(STATED GOAL):
Word for word, copy all the data and drop the pictures.

Some records
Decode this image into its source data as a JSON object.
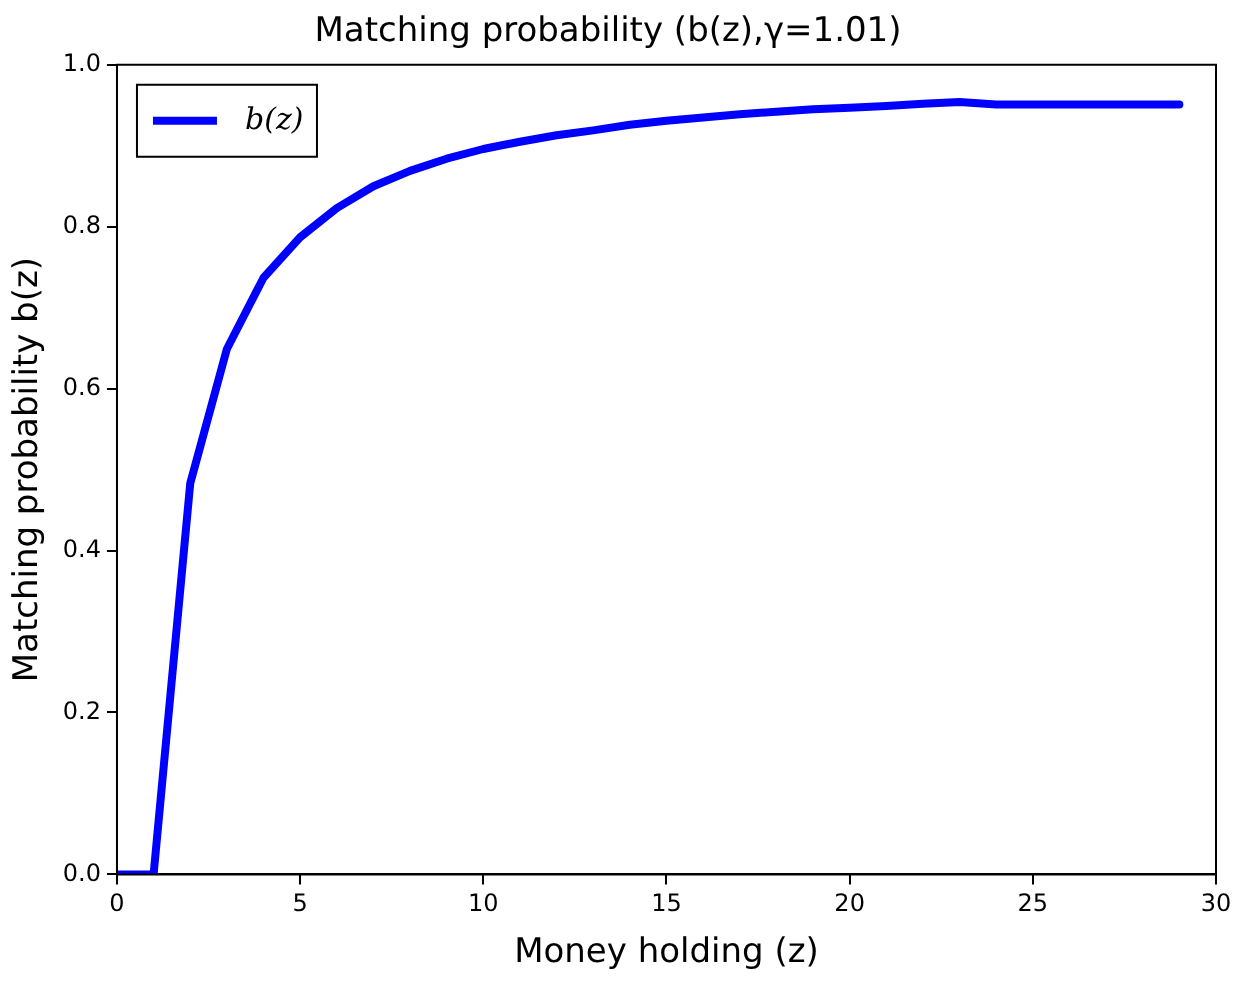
{
  "chart_data": {
    "type": "line",
    "title": "Matching probability (b(z),γ=1.01)",
    "xlabel": "Money holding (z)",
    "ylabel": "Matching probability b(z)",
    "x": [
      0,
      1,
      2,
      3,
      4,
      5,
      6,
      7,
      8,
      9,
      10,
      11,
      12,
      13,
      14,
      15,
      16,
      17,
      18,
      19,
      20,
      21,
      22,
      23,
      24,
      25,
      26,
      27,
      28,
      29
    ],
    "series": [
      {
        "name": "b(z)",
        "color": "#0000ff",
        "values": [
          0,
          0,
          0.483,
          0.649,
          0.737,
          0.787,
          0.823,
          0.85,
          0.869,
          0.884,
          0.896,
          0.905,
          0.913,
          0.919,
          0.926,
          0.931,
          0.935,
          0.939,
          0.942,
          0.945,
          0.947,
          0.949,
          0.952,
          0.954,
          0.951,
          0.951,
          0.951,
          0.951,
          0.951,
          0.951
        ]
      }
    ],
    "xlim": [
      0,
      30
    ],
    "xticks": [
      0,
      5,
      10,
      15,
      20,
      25,
      30
    ],
    "ylim": [
      0,
      1
    ],
    "yticks": [
      {
        "value": 0,
        "label": "0.0"
      },
      {
        "value": 0.2,
        "label": "0.2"
      },
      {
        "value": 0.4,
        "label": "0.4"
      },
      {
        "value": 0.6,
        "label": "0.6"
      },
      {
        "value": 0.8,
        "label": "0.8"
      },
      {
        "value": 1,
        "label": "1.0"
      }
    ],
    "legend": "top left",
    "grid": false,
    "marker": "none",
    "line_style": "solid"
  }
}
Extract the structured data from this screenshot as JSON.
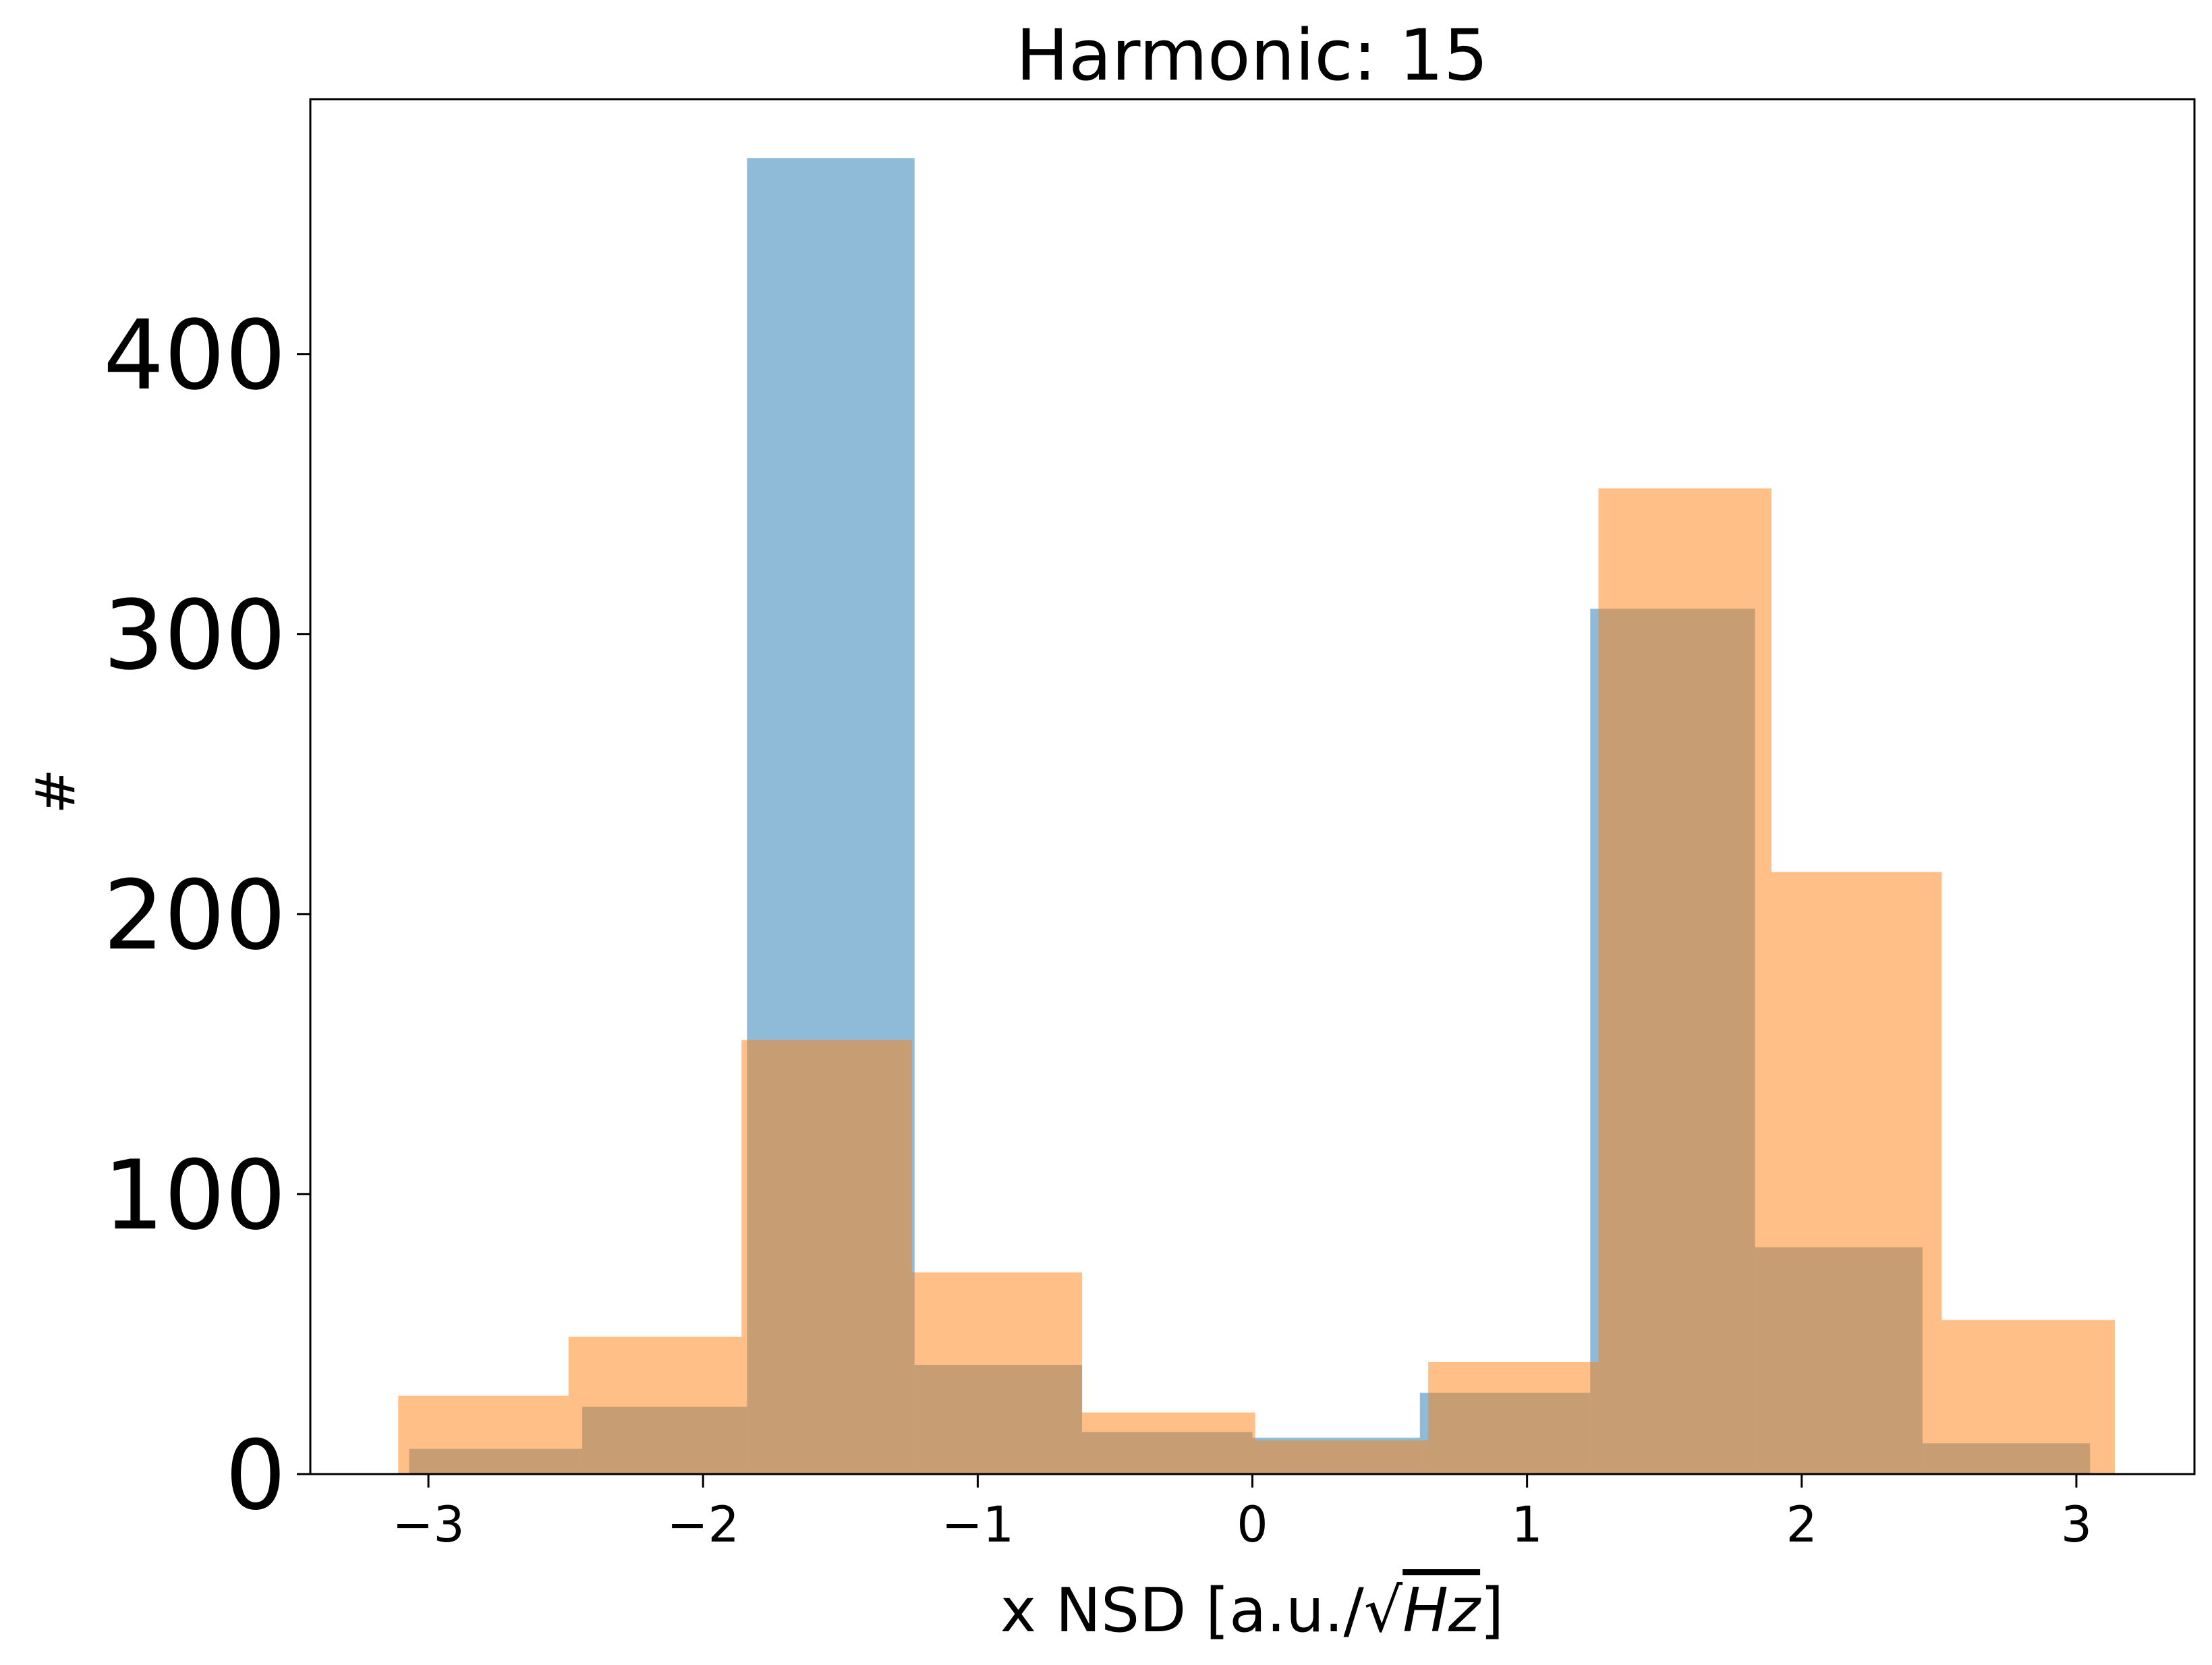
{
  "chart_data": {
    "type": "bar",
    "title": "Harmonic: 15",
    "xlabel_prefix": "x NSD [a.u./",
    "xlabel_radicand": "Hz",
    "xlabel_suffix": "]",
    "ylabel": "#",
    "xlim": [
      -3.43,
      3.43
    ],
    "ylim": [
      0,
      491
    ],
    "xticks": [
      -3,
      -2,
      -1,
      0,
      1,
      2,
      3
    ],
    "xtick_labels": [
      "−3",
      "−2",
      "−1",
      "0",
      "1",
      "2",
      "3"
    ],
    "yticks": [
      0,
      100,
      200,
      300,
      400
    ],
    "ytick_labels": [
      "0",
      "100",
      "200",
      "300",
      "400"
    ],
    "grid": false,
    "legend": "none",
    "series": [
      {
        "color": "#1f77b4",
        "opacity": 0.5,
        "bins": [
          {
            "x0": -3.07,
            "x1": -2.44,
            "count": 9
          },
          {
            "x0": -2.44,
            "x1": -1.84,
            "count": 24
          },
          {
            "x0": -1.84,
            "x1": -1.23,
            "count": 470
          },
          {
            "x0": -1.23,
            "x1": -0.62,
            "count": 39
          },
          {
            "x0": -0.62,
            "x1": 0.0,
            "count": 15
          },
          {
            "x0": 0.0,
            "x1": 0.61,
            "count": 13
          },
          {
            "x0": 0.61,
            "x1": 1.23,
            "count": 29
          },
          {
            "x0": 1.23,
            "x1": 1.83,
            "count": 309
          },
          {
            "x0": 1.83,
            "x1": 2.44,
            "count": 81
          },
          {
            "x0": 2.44,
            "x1": 3.05,
            "count": 11
          }
        ]
      },
      {
        "color": "#ff7f0e",
        "opacity": 0.5,
        "bins": [
          {
            "x0": -3.11,
            "x1": -2.49,
            "count": 28
          },
          {
            "x0": -2.49,
            "x1": -1.86,
            "count": 49
          },
          {
            "x0": -1.86,
            "x1": -1.24,
            "count": 155
          },
          {
            "x0": -1.24,
            "x1": -0.62,
            "count": 72
          },
          {
            "x0": -0.62,
            "x1": 0.01,
            "count": 22
          },
          {
            "x0": 0.01,
            "x1": 0.64,
            "count": 12
          },
          {
            "x0": 0.64,
            "x1": 1.26,
            "count": 40
          },
          {
            "x0": 1.26,
            "x1": 1.89,
            "count": 352
          },
          {
            "x0": 1.89,
            "x1": 2.51,
            "count": 215
          },
          {
            "x0": 2.51,
            "x1": 3.14,
            "count": 55
          }
        ]
      }
    ]
  }
}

(FINISHED TASK):
Decode this image into its source data as a JSON object.
{
  "chart_data": {
    "type": "line",
    "title": "Matching probability (b(z),γ=1.01)",
    "xlabel": "Money holding (z)",
    "ylabel": "Matching probability b(z)",
    "x": [
      0,
      1,
      2,
      3,
      4,
      5,
      6,
      7,
      8,
      9,
      10,
      11,
      12,
      13,
      14,
      15,
      16,
      17,
      18,
      19,
      20,
      21,
      22,
      23,
      24,
      25,
      26,
      27,
      28,
      29
    ],
    "series": [
      {
        "name": "b(z)",
        "color": "#0000ff",
        "values": [
          0,
          0,
          0.483,
          0.649,
          0.737,
          0.787,
          0.823,
          0.85,
          0.869,
          0.884,
          0.896,
          0.905,
          0.913,
          0.919,
          0.926,
          0.931,
          0.935,
          0.939,
          0.942,
          0.945,
          0.947,
          0.949,
          0.952,
          0.954,
          0.951,
          0.951,
          0.951,
          0.951,
          0.951,
          0.951
        ]
      }
    ],
    "xlim": [
      0,
      30
    ],
    "xticks": [
      0,
      5,
      10,
      15,
      20,
      25,
      30
    ],
    "ylim": [
      0,
      1
    ],
    "yticks": [
      {
        "value": 0,
        "label": "0.0"
      },
      {
        "value": 0.2,
        "label": "0.2"
      },
      {
        "value": 0.4,
        "label": "0.4"
      },
      {
        "value": 0.6,
        "label": "0.6"
      },
      {
        "value": 0.8,
        "label": "0.8"
      },
      {
        "value": 1,
        "label": "1.0"
      }
    ],
    "legend": "top left",
    "grid": false,
    "marker": "none",
    "line_style": "solid"
  }
}
Extract the structured data from this screenshot as JSON.
{
  "chart_data": {
    "type": "bar",
    "title": "Harmonic: 15",
    "xlabel_prefix": "x NSD [a.u./",
    "xlabel_radicand": "Hz",
    "xlabel_suffix": "]",
    "ylabel": "#",
    "xlim": [
      -3.43,
      3.43
    ],
    "ylim": [
      0,
      491
    ],
    "xticks": [
      -3,
      -2,
      -1,
      0,
      1,
      2,
      3
    ],
    "xtick_labels": [
      "−3",
      "−2",
      "−1",
      "0",
      "1",
      "2",
      "3"
    ],
    "yticks": [
      0,
      100,
      200,
      300,
      400
    ],
    "ytick_labels": [
      "0",
      "100",
      "200",
      "300",
      "400"
    ],
    "grid": false,
    "legend": "none",
    "series": [
      {
        "color": "#1f77b4",
        "opacity": 0.5,
        "bins": [
          {
            "x0": -3.07,
            "x1": -2.44,
            "count": 9
          },
          {
            "x0": -2.44,
            "x1": -1.84,
            "count": 24
          },
          {
            "x0": -1.84,
            "x1": -1.23,
            "count": 470
          },
          {
            "x0": -1.23,
            "x1": -0.62,
            "count": 39
          },
          {
            "x0": -0.62,
            "x1": 0.0,
            "count": 15
          },
          {
            "x0": 0.0,
            "x1": 0.61,
            "count": 13
          },
          {
            "x0": 0.61,
            "x1": 1.23,
            "count": 29
          },
          {
            "x0": 1.23,
            "x1": 1.83,
            "count": 309
          },
          {
            "x0": 1.83,
            "x1": 2.44,
            "count": 81
          },
          {
            "x0": 2.44,
            "x1": 3.05,
            "count": 11
          }
        ]
      },
      {
        "color": "#ff7f0e",
        "opacity": 0.5,
        "bins": [
          {
            "x0": -3.11,
            "x1": -2.49,
            "count": 28
          },
          {
            "x0": -2.49,
            "x1": -1.86,
            "count": 49
          },
          {
            "x0": -1.86,
            "x1": -1.24,
            "count": 155
          },
          {
            "x0": -1.24,
            "x1": -0.62,
            "count": 72
          },
          {
            "x0": -0.62,
            "x1": 0.01,
            "count": 22
          },
          {
            "x0": 0.01,
            "x1": 0.64,
            "count": 12
          },
          {
            "x0": 0.64,
            "x1": 1.26,
            "count": 40
          },
          {
            "x0": 1.26,
            "x1": 1.89,
            "count": 352
          },
          {
            "x0": 1.89,
            "x1": 2.51,
            "count": 215
          },
          {
            "x0": 2.51,
            "x1": 3.14,
            "count": 55
          }
        ]
      }
    ]
  }
}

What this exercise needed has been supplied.